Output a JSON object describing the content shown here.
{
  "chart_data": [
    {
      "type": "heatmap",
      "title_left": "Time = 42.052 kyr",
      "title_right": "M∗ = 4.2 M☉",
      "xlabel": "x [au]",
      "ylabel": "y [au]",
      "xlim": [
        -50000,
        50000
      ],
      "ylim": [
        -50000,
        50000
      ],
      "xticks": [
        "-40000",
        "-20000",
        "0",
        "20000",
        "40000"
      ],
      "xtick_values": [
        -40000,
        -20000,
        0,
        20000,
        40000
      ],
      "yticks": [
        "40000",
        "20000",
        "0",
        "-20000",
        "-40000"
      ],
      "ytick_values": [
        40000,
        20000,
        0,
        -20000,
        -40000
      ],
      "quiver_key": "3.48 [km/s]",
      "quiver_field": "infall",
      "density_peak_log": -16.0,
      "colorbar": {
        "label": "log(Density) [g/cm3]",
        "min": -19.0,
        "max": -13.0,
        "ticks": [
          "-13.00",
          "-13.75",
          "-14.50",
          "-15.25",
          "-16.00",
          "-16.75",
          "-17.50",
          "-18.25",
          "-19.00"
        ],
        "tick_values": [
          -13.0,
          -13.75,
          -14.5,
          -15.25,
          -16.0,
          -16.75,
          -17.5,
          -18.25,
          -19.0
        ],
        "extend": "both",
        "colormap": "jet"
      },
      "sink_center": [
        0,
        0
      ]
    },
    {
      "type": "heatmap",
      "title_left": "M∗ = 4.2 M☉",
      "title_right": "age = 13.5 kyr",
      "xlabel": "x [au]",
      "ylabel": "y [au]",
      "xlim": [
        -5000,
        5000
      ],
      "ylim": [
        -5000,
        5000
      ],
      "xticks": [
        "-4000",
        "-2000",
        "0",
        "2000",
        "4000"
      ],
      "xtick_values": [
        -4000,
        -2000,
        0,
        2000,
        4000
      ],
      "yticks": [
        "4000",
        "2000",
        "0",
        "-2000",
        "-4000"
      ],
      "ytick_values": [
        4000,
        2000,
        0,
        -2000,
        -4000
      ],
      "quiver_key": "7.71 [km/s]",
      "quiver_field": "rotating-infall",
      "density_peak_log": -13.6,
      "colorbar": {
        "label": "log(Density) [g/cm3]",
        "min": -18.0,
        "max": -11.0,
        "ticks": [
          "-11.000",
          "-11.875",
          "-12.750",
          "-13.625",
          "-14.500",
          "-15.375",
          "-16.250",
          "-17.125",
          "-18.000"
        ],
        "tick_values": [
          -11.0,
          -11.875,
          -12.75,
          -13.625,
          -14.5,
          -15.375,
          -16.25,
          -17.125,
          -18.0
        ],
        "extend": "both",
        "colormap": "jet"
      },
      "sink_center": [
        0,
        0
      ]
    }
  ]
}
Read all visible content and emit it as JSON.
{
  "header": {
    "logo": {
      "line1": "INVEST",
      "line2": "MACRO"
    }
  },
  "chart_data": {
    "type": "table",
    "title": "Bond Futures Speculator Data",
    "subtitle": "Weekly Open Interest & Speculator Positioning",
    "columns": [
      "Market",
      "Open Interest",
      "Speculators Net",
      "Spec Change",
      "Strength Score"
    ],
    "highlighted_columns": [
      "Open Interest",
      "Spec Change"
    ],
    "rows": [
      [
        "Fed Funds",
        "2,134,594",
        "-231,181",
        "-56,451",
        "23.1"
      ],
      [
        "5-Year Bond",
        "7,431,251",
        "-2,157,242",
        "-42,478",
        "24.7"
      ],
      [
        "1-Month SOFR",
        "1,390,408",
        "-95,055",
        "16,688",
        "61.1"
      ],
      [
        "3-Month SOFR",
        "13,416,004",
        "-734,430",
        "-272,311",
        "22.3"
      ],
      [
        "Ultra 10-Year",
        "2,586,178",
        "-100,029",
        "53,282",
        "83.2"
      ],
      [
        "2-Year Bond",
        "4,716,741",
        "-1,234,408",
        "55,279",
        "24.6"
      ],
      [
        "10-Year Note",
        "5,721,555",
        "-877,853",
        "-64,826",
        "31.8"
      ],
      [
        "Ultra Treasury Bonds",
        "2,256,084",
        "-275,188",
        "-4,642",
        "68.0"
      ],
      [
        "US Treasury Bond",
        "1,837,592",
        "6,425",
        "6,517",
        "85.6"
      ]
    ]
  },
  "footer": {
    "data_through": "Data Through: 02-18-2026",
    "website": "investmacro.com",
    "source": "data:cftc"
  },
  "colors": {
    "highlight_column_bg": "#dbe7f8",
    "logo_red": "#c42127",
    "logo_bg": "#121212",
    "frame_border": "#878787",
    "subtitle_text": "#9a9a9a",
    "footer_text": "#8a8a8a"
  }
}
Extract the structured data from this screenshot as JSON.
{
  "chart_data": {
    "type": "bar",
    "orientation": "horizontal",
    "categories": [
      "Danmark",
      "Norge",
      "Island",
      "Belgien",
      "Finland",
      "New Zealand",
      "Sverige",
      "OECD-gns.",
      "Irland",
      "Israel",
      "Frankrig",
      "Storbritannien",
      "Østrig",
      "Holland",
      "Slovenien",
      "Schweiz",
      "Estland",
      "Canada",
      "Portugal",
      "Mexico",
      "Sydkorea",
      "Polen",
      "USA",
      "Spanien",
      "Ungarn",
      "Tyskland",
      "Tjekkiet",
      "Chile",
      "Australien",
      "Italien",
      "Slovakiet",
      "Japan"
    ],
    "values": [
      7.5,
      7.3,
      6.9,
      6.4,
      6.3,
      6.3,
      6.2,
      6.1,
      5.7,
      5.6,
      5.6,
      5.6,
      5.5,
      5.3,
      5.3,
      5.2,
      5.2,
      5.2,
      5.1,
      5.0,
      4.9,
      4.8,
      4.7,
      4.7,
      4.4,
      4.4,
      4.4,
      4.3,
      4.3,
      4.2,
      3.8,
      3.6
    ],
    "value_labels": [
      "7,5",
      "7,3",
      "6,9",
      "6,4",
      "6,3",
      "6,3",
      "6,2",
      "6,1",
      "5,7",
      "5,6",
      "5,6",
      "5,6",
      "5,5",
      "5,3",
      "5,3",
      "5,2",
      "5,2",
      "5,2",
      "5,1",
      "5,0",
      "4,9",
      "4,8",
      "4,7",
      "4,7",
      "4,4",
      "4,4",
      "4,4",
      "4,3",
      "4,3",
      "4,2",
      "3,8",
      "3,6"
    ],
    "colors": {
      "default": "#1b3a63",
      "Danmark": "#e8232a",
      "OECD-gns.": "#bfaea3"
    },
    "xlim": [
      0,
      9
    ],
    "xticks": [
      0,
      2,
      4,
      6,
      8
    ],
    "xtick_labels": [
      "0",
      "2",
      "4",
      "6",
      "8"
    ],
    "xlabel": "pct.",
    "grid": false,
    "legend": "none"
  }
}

- - - - -

Copy out the material above in its entirety. Every detail must match.

Output a JSON object describing the content shown here.
{
  "chart_data": [
    {
      "type": "heatmap",
      "title_left": "Time = 42.052 kyr",
      "title_right": "M∗ = 4.2 M☉",
      "xlabel": "x [au]",
      "ylabel": "y [au]",
      "xlim": [
        -50000,
        50000
      ],
      "ylim": [
        -50000,
        50000
      ],
      "xticks": [
        "-40000",
        "-20000",
        "0",
        "20000",
        "40000"
      ],
      "xtick_values": [
        -40000,
        -20000,
        0,
        20000,
        40000
      ],
      "yticks": [
        "40000",
        "20000",
        "0",
        "-20000",
        "-40000"
      ],
      "ytick_values": [
        40000,
        20000,
        0,
        -20000,
        -40000
      ],
      "quiver_key": "3.48 [km/s]",
      "quiver_field": "infall",
      "density_peak_log": -16.0,
      "colorbar": {
        "label": "log(Density) [g/cm3]",
        "min": -19.0,
        "max": -13.0,
        "ticks": [
          "-13.00",
          "-13.75",
          "-14.50",
          "-15.25",
          "-16.00",
          "-16.75",
          "-17.50",
          "-18.25",
          "-19.00"
        ],
        "tick_values": [
          -13.0,
          -13.75,
          -14.5,
          -15.25,
          -16.0,
          -16.75,
          -17.5,
          -18.25,
          -19.0
        ],
        "extend": "both",
        "colormap": "jet"
      },
      "sink_center": [
        0,
        0
      ]
    },
    {
      "type": "heatmap",
      "title_left": "M∗ = 4.2 M☉",
      "title_right": "age = 13.5 kyr",
      "xlabel": "x [au]",
      "ylabel": "y [au]",
      "xlim": [
        -5000,
        5000
      ],
      "ylim": [
        -5000,
        5000
      ],
      "xticks": [
        "-4000",
        "-2000",
        "0",
        "2000",
        "4000"
      ],
      "xtick_values": [
        -4000,
        -2000,
        0,
        2000,
        4000
      ],
      "yticks": [
        "4000",
        "2000",
        "0",
        "-2000",
        "-4000"
      ],
      "ytick_values": [
        4000,
        2000,
        0,
        -2000,
        -4000
      ],
      "quiver_key": "7.71 [km/s]",
      "quiver_field": "rotating-infall",
      "density_peak_log": -13.6,
      "colorbar": {
        "label": "log(Density) [g/cm3]",
        "min": -18.0,
        "max": -11.0,
        "ticks": [
          "-11.000",
          "-11.875",
          "-12.750",
          "-13.625",
          "-14.500",
          "-15.375",
          "-16.250",
          "-17.125",
          "-18.000"
        ],
        "tick_values": [
          -11.0,
          -11.875,
          -12.75,
          -13.625,
          -14.5,
          -15.375,
          -16.25,
          -17.125,
          -18.0
        ],
        "extend": "both",
        "colormap": "jet"
      },
      "sink_center": [
        0,
        0
      ]
    }
  ]
}
Read all visible content and emit it as JSON.
{
  "header": {
    "logo": {
      "line1": "INVEST",
      "line2": "MACRO"
    }
  },
  "chart_data": {
    "type": "table",
    "title": "Bond Futures Speculator Data",
    "subtitle": "Weekly Open Interest & Speculator Positioning",
    "columns": [
      "Market",
      "Open Interest",
      "Speculators Net",
      "Spec Change",
      "Strength Score"
    ],
    "highlighted_columns": [
      "Open Interest",
      "Spec Change"
    ],
    "rows": [
      [
        "Fed Funds",
        "2,134,594",
        "-231,181",
        "-56,451",
        "23.1"
      ],
      [
        "5-Year Bond",
        "7,431,251",
        "-2,157,242",
        "-42,478",
        "24.7"
      ],
      [
        "1-Month SOFR",
        "1,390,408",
        "-95,055",
        "16,688",
        "61.1"
      ],
      [
        "3-Month SOFR",
        "13,416,004",
        "-734,430",
        "-272,311",
        "22.3"
      ],
      [
        "Ultra 10-Year",
        "2,586,178",
        "-100,029",
        "53,282",
        "83.2"
      ],
      [
        "2-Year Bond",
        "4,716,741",
        "-1,234,408",
        "55,279",
        "24.6"
      ],
      [
        "10-Year Note",
        "5,721,555",
        "-877,853",
        "-64,826",
        "31.8"
      ],
      [
        "Ultra Treasury Bonds",
        "2,256,084",
        "-275,188",
        "-4,642",
        "68.0"
      ],
      [
        "US Treasury Bond",
        "1,837,592",
        "6,425",
        "6,517",
        "85.6"
      ]
    ]
  },
  "footer": {
    "data_through": "Data Through: 02-18-2026",
    "website": "investmacro.com",
    "source": "data:cftc"
  },
  "colors": {
    "highlight_column_bg": "#dbe7f8",
    "logo_red": "#c42127",
    "logo_bg": "#121212",
    "frame_border": "#878787",
    "subtitle_text": "#9a9a9a",
    "footer_text": "#8a8a8a"
  }
}
Extract the structured data from this screenshot as JSON.
{
  "chart_data": {
    "type": "bar",
    "orientation": "horizontal",
    "categories": [
      "Danmark",
      "Norge",
      "Island",
      "Belgien",
      "Finland",
      "New Zealand",
      "Sverige",
      "OECD-gns.",
      "Irland",
      "Israel",
      "Frankrig",
      "Storbritannien",
      "Østrig",
      "Holland",
      "Slovenien",
      "Schweiz",
      "Estland",
      "Canada",
      "Portugal",
      "Mexico",
      "Sydkorea",
      "Polen",
      "USA",
      "Spanien",
      "Ungarn",
      "Tyskland",
      "Tjekkiet",
      "Chile",
      "Australien",
      "Italien",
      "Slovakiet",
      "Japan"
    ],
    "values": [
      7.5,
      7.3,
      6.9,
      6.4,
      6.3,
      6.3,
      6.2,
      6.1,
      5.7,
      5.6,
      5.6,
      5.6,
      5.5,
      5.3,
      5.3,
      5.2,
      5.2,
      5.2,
      5.1,
      5.0,
      4.9,
      4.8,
      4.7,
      4.7,
      4.4,
      4.4,
      4.4,
      4.3,
      4.3,
      4.2,
      3.8,
      3.6
    ],
    "value_labels": [
      "7,5",
      "7,3",
      "6,9",
      "6,4",
      "6,3",
      "6,3",
      "6,2",
      "6,1",
      "5,7",
      "5,6",
      "5,6",
      "5,6",
      "5,5",
      "5,3",
      "5,3",
      "5,2",
      "5,2",
      "5,2",
      "5,1",
      "5,0",
      "4,9",
      "4,8",
      "4,7",
      "4,7",
      "4,4",
      "4,4",
      "4,4",
      "4,3",
      "4,3",
      "4,2",
      "3,8",
      "3,6"
    ],
    "colors": {
      "default": "#1b3a63",
      "Danmark": "#e8232a",
      "OECD-gns.": "#bfaea3"
    },
    "xlim": [
      0,
      9
    ],
    "xticks": [
      0,
      2,
      4,
      6,
      8
    ],
    "xtick_labels": [
      "0",
      "2",
      "4",
      "6",
      "8"
    ],
    "xlabel": "pct.",
    "grid": false,
    "legend": "none"
  }
}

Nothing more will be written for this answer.